To be done - In the material below, identify each line bearing the word "bactéries". Reproduce those lines.

Provided entries -
========
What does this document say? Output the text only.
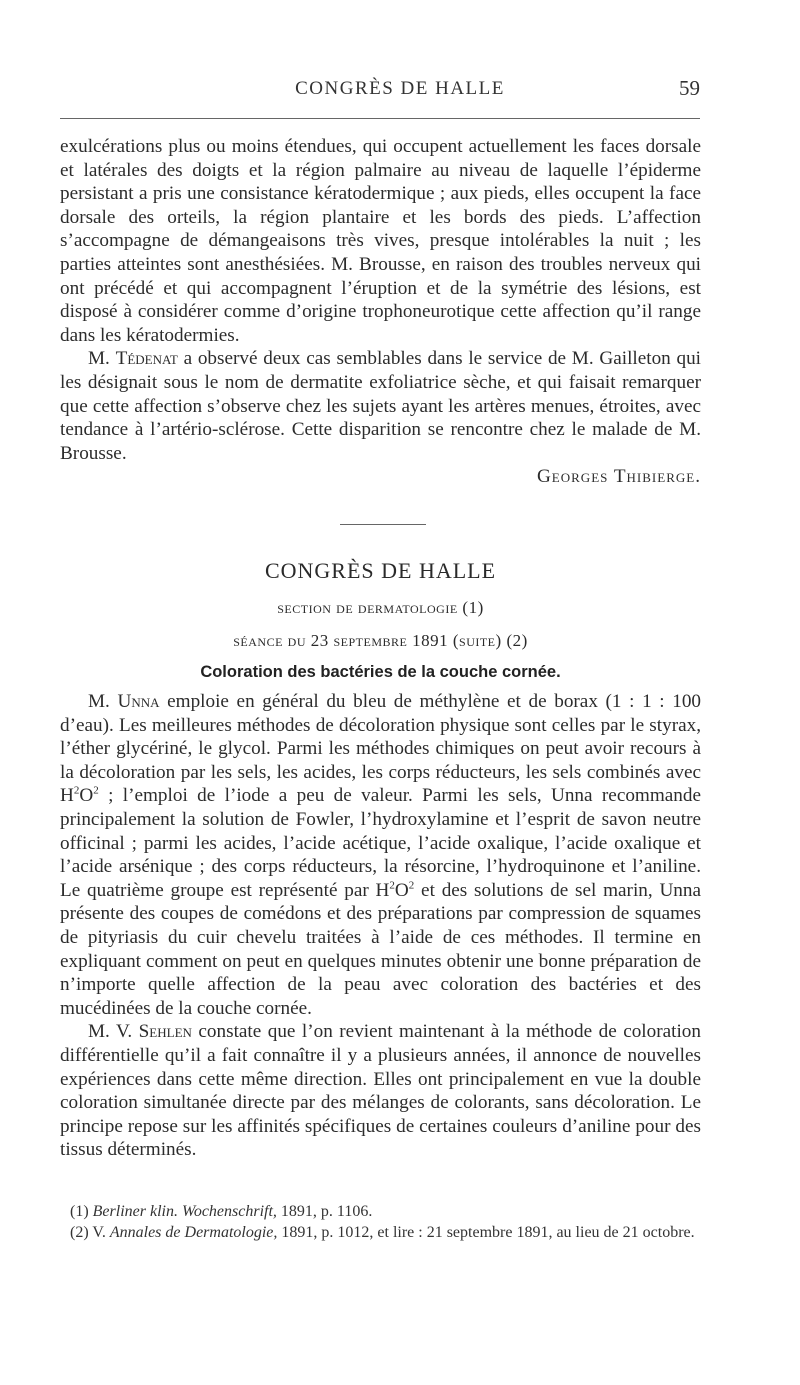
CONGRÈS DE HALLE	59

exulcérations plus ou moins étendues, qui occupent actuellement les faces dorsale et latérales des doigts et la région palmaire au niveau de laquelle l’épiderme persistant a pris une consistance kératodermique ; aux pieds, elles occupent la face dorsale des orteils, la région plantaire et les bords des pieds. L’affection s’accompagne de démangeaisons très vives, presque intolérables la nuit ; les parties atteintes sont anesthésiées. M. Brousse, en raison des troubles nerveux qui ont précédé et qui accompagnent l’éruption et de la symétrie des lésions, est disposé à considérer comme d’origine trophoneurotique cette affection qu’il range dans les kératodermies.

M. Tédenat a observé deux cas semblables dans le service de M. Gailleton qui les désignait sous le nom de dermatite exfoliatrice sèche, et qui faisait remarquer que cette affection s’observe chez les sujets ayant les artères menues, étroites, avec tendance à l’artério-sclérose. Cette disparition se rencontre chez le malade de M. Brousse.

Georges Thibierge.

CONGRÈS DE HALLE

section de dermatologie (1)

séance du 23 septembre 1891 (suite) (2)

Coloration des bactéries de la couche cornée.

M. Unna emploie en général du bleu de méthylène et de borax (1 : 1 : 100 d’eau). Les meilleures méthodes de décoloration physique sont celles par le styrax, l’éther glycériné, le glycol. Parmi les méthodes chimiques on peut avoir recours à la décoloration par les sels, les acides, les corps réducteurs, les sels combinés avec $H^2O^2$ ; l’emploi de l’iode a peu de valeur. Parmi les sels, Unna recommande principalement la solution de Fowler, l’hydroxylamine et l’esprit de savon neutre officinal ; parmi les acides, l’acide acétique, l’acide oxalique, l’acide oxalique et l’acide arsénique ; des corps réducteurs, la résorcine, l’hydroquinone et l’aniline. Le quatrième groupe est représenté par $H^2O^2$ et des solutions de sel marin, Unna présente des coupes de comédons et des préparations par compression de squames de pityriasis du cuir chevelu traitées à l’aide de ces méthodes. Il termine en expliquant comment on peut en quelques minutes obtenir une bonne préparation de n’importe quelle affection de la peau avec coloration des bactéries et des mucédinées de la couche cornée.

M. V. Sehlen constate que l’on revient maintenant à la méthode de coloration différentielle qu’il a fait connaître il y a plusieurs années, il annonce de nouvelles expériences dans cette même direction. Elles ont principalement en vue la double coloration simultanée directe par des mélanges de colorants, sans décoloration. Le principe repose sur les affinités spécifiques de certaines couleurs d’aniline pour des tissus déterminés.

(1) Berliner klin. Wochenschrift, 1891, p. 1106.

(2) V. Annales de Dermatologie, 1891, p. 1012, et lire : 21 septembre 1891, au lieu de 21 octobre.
========
Task result -
Coloration des bactéries de la couche cornée.
M. Unna emploie en général du bleu de méthylène et de borax (1 : 1 : 100 d’eau). Les meilleures méthodes de décoloration physique sont celles par le styrax, l’éther glycériné, le glycol. Parmi les méthodes chimiques on peut avoir recours à la décoloration par les sels, les acides, les corps réducteurs, les sels combinés avec $H^2O^2$ ; l’emploi de l’iode a peu de valeur. Parmi les sels, Unna recommande principalement la solution de Fowler, l’hydroxylamine et l’esprit de savon neutre officinal ; parmi les acides, l’acide acétique, l’acide oxalique, l’acide oxalique et l’acide arsénique ; des corps réducteurs, la résorcine, l’hydroquinone et l’aniline. Le quatrième groupe est représenté par $H^2O^2$ et des solutions de sel marin, Unna présente des coupes de comédons et des préparations par compression de squames de pityriasis du cuir chevelu traitées à l’aide de ces méthodes. Il termine en expliquant comment on peut en quelques minutes obtenir une bonne préparation de n’importe quelle affection de la peau avec coloration des bactéries et des mucédinées de la couche cornée.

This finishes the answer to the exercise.